- [Task]: Return all lines that include the string "Multicycle".

[Saved entries]
______________________________

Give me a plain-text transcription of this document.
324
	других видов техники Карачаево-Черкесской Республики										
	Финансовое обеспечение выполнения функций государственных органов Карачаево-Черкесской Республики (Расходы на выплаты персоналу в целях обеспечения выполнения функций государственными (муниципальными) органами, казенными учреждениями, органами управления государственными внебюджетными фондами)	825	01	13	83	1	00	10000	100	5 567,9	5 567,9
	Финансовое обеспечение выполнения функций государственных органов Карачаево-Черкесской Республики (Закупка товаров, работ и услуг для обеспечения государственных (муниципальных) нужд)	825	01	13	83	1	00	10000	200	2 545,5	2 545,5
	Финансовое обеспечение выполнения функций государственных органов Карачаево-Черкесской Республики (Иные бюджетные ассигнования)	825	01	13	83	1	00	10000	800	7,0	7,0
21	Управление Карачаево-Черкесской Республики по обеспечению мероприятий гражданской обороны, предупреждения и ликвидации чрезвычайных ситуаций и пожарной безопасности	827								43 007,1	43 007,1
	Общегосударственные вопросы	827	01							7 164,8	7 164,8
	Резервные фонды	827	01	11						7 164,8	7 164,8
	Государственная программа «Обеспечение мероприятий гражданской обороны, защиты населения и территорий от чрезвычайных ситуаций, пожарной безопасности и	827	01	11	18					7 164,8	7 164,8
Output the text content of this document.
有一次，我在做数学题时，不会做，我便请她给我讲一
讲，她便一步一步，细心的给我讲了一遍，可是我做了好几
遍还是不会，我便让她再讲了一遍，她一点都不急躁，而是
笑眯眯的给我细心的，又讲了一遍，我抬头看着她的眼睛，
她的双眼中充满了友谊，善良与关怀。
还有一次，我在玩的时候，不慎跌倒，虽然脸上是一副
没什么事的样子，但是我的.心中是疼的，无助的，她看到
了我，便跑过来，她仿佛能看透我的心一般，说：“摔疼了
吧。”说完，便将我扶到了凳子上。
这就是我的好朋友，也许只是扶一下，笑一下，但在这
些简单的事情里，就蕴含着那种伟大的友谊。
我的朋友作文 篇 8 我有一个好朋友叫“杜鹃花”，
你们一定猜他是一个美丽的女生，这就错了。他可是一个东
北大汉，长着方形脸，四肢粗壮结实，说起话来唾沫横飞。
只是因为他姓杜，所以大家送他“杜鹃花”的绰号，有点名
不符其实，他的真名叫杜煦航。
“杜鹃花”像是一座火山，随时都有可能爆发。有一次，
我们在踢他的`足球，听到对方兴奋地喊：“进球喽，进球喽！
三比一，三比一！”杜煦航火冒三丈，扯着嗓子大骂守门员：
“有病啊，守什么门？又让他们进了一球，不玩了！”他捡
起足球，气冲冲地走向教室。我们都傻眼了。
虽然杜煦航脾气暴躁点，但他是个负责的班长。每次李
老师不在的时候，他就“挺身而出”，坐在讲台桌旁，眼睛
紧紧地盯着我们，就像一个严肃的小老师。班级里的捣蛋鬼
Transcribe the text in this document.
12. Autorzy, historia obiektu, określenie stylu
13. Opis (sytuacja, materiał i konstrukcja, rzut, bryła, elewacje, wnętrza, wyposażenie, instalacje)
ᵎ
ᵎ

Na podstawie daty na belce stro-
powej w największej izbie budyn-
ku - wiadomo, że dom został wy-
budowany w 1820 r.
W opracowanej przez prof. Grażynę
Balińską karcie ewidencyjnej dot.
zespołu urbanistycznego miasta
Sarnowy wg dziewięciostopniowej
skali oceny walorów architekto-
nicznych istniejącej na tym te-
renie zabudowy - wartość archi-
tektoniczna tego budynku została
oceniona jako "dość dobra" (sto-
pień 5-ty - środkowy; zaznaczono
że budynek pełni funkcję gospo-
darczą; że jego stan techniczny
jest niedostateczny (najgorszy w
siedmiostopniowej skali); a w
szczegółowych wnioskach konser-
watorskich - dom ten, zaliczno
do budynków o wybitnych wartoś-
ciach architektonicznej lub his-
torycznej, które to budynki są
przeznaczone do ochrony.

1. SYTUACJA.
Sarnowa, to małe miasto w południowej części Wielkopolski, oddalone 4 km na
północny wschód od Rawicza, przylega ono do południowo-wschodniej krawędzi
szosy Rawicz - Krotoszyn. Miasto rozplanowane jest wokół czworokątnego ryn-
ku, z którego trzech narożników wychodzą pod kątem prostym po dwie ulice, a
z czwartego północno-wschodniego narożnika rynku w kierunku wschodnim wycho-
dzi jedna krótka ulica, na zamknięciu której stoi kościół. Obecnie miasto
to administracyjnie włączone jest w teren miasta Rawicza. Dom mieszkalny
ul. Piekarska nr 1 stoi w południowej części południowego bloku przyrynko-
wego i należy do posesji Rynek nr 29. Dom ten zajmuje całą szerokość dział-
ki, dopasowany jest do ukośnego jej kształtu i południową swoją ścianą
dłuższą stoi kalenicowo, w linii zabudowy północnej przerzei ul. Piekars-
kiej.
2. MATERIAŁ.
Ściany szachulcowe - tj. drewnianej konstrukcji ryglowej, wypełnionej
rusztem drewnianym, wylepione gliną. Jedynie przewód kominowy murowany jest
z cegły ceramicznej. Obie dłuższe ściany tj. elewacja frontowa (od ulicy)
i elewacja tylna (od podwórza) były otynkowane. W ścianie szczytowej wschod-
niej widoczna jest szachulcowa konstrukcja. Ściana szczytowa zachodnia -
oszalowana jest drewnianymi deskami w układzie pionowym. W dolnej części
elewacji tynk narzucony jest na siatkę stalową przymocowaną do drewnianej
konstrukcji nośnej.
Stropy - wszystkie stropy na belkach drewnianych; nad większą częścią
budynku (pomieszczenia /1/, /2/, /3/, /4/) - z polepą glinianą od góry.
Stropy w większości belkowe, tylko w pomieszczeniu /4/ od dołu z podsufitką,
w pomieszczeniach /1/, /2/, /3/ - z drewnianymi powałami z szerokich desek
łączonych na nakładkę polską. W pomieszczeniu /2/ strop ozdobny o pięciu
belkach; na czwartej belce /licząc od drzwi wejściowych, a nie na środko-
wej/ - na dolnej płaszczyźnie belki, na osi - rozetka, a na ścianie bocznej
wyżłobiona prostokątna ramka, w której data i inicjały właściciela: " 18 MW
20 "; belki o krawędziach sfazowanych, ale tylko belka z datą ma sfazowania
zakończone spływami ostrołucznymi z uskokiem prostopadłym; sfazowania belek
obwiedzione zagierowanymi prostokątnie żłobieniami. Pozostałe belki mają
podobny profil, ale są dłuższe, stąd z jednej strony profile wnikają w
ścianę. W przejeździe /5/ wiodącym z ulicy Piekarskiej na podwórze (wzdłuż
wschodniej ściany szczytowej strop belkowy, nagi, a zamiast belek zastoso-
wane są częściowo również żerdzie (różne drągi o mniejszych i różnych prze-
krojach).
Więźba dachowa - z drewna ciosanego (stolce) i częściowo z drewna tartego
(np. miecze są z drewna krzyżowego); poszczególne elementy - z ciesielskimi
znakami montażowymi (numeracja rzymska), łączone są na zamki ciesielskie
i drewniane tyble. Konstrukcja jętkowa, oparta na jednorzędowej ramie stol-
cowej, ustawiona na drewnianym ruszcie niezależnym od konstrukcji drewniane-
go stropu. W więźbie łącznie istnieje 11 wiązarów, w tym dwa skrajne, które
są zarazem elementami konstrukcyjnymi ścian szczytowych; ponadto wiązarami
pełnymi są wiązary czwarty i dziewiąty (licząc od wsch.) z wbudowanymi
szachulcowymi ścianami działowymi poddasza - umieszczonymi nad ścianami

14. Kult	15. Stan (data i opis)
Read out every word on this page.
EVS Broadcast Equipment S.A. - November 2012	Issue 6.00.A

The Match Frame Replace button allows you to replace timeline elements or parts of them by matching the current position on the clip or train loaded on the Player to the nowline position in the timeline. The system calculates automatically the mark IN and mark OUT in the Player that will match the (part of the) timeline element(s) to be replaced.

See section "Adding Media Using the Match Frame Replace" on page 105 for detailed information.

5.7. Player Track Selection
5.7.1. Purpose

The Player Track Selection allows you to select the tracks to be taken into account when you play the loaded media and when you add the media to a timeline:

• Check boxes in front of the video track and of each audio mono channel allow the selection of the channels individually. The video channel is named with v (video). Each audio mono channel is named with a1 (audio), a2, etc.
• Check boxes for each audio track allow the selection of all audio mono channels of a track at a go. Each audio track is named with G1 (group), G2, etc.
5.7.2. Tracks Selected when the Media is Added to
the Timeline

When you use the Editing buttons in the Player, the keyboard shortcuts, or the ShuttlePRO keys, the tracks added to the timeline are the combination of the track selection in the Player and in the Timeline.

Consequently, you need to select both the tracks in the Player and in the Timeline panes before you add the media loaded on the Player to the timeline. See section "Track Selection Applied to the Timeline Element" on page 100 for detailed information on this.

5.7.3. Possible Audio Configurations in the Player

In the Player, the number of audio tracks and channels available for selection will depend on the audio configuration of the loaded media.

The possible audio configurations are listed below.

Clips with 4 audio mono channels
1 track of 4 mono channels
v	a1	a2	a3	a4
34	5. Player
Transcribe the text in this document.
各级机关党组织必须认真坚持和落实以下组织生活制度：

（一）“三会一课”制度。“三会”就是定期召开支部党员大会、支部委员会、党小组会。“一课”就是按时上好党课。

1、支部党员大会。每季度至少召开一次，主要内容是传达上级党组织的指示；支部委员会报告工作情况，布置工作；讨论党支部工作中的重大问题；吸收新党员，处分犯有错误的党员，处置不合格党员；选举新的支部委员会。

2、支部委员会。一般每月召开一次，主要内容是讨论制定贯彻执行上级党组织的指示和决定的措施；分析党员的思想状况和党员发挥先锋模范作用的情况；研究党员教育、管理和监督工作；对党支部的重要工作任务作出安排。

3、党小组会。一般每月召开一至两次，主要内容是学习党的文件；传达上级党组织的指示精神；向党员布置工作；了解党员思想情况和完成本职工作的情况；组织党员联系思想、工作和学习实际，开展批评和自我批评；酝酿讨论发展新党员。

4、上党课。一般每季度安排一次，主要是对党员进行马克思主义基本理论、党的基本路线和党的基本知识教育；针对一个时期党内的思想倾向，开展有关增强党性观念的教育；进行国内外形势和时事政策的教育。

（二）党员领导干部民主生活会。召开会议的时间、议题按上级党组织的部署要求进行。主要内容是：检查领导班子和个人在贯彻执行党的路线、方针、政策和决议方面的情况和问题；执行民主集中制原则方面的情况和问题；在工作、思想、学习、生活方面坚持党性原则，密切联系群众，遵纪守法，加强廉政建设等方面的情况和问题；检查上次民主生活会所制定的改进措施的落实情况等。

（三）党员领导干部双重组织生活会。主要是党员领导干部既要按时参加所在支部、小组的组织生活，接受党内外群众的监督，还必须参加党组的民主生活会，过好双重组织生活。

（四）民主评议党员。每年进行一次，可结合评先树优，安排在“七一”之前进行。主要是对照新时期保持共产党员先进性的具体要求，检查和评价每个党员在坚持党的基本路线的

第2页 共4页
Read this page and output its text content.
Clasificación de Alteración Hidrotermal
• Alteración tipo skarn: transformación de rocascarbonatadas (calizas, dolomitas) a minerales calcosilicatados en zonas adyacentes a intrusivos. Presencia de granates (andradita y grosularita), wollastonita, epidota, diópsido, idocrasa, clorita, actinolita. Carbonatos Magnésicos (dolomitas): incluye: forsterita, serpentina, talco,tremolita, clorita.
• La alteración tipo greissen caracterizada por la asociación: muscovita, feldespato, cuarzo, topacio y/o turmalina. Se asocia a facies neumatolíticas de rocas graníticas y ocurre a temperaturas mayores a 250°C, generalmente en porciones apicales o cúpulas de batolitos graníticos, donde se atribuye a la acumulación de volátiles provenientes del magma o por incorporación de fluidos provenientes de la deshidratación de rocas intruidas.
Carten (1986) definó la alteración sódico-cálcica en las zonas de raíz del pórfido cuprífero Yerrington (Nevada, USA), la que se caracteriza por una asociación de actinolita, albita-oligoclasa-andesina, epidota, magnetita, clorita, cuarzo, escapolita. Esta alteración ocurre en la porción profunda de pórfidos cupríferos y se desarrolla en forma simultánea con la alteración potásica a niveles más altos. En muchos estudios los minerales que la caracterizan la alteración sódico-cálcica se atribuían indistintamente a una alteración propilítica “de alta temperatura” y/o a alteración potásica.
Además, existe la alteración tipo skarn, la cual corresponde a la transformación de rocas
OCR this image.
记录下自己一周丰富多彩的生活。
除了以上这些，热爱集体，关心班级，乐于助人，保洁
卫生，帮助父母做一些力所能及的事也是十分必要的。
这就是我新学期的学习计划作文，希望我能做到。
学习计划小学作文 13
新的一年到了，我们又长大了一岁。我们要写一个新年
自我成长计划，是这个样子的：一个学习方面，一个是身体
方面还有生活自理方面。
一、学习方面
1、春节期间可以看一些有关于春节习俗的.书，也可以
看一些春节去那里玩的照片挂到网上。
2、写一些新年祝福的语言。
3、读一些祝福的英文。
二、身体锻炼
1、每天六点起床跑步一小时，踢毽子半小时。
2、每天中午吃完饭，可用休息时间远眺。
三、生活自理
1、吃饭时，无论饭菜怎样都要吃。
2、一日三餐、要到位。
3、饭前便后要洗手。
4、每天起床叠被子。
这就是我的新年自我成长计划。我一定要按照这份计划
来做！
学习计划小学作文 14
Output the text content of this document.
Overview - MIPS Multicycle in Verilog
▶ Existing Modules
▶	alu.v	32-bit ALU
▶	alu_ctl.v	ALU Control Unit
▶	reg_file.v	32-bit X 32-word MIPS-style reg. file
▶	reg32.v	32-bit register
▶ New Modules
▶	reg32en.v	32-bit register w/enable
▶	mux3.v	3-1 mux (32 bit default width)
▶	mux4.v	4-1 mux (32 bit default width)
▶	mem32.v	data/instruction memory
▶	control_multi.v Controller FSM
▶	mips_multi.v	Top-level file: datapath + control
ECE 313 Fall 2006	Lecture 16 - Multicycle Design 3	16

______________________________

- [Answer]:
Overview - MIPS Multicycle in Verilog
ECE 313 Fall 2006	Lecture 16 - Multicycle Design 3	16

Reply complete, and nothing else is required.